### Work to be completed
Omit the images, then print each record below exactly as it reads.

### Extracted entries
-*-

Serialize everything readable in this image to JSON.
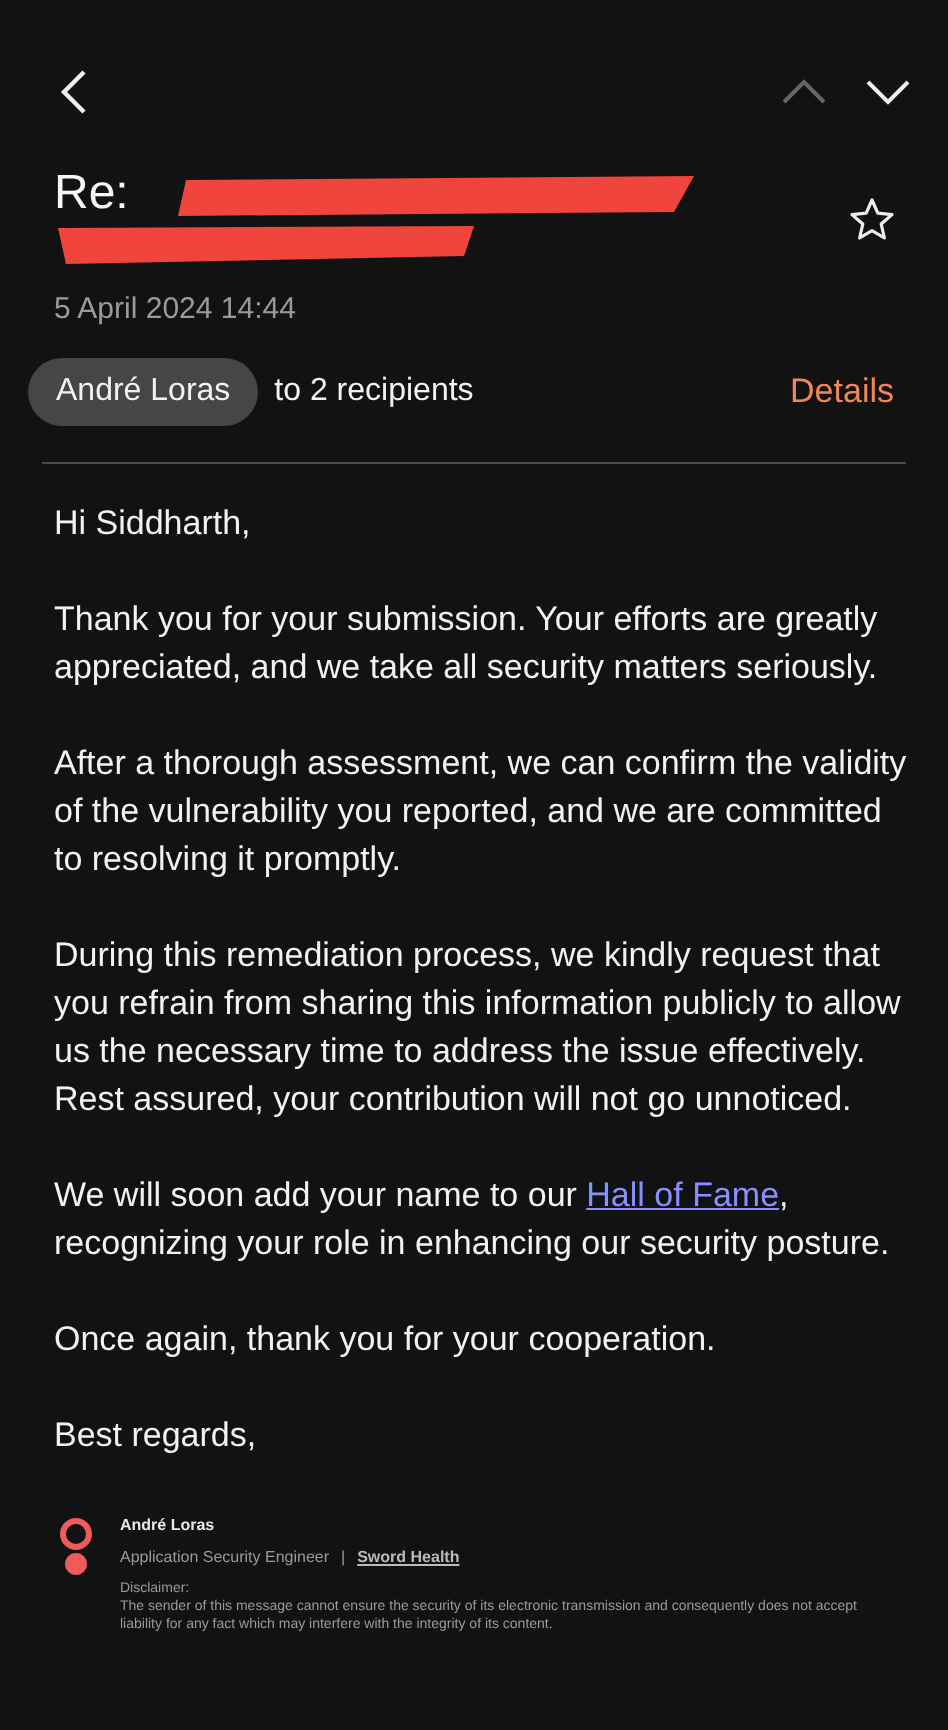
{
  "subject": "Re:",
  "date": "5 April 2024  14:44",
  "starred": false,
  "sender": "André Loras",
  "recipients": "to 2 recipients",
  "details": "Details",
  "greeting": "Hi Siddharth,",
  "paragraphs": [
    {
      "parts": [
        {
          "text": "Thank you for your submission. Your efforts are greatly appreciated, and we take all security matters seriously."
        }
      ]
    },
    {
      "parts": [
        {
          "text": "After a thorough assessment, we can confirm the validity of the vulnerability you reported, and we are committed to resolving it promptly."
        }
      ]
    },
    {
      "parts": [
        {
          "text": "During this remediation process, we kindly request that you refrain from sharing this information publicly to allow us the necessary time to address the issue effectively. Rest assured, your contribution will not go unnoticed."
        }
      ]
    },
    {
      "parts": [
        {
          "text": "We will soon add your name to our "
        },
        {
          "text": "Hall of Fame",
          "kind": "link"
        },
        {
          "text": ", recognizing your role in enhancing our security posture."
        }
      ]
    },
    {
      "parts": [
        {
          "text": "Once again, thank you for your cooperation."
        }
      ]
    }
  ],
  "closing": "Best regards,",
  "signature": {
    "name": "André Loras",
    "role": "Application Security Engineer",
    "separator": "|",
    "company": "Sword Health",
    "disclaimer_title": "Disclaimer:",
    "disclaimer": "The sender of this message cannot ensure the security of its electronic transmission and consequently does not accept liability for any fact which may interfere with the integrity of its content."
  }
}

-*-

### Output below
Serialize everything readable in this image to JSON.
{
  "subject": "Re:",
  "date": "5 April 2024  14:44",
  "starred": false,
  "sender": "André Loras",
  "recipients": "to 2 recipients",
  "details": "Details",
  "greeting": "Hi Siddharth,",
  "paragraphs": [
    {
      "parts": [
        {
          "text": "Thank you for your submission. Your efforts are greatly appreciated, and we take all security matters seriously."
        }
      ]
    },
    {
      "parts": [
        {
          "text": "After a thorough assessment, we can confirm the validity of the vulnerability you reported, and we are committed to resolving it promptly."
        }
      ]
    },
    {
      "parts": [
        {
          "text": "During this remediation process, we kindly request that you refrain from sharing this information publicly to allow us the necessary time to address the issue effectively. Rest assured, your contribution will not go unnoticed."
        }
      ]
    },
    {
      "parts": [
        {
          "text": "We will soon add your name to our "
        },
        {
          "text": "Hall of Fame",
          "kind": "link"
        },
        {
          "text": ", recognizing your role in enhancing our security posture."
        }
      ]
    },
    {
      "parts": [
        {
          "text": "Once again, thank you for your cooperation."
        }
      ]
    }
  ],
  "closing": "Best regards,",
  "signature": {
    "name": "André Loras",
    "role": "Application Security Engineer",
    "separator": "|",
    "company": "Sword Health",
    "disclaimer_title": "Disclaimer:",
    "disclaimer": "The sender of this message cannot ensure the security of its electronic transmission and consequently does not accept liability for any fact which may interfere with the integrity of its content."
  }
}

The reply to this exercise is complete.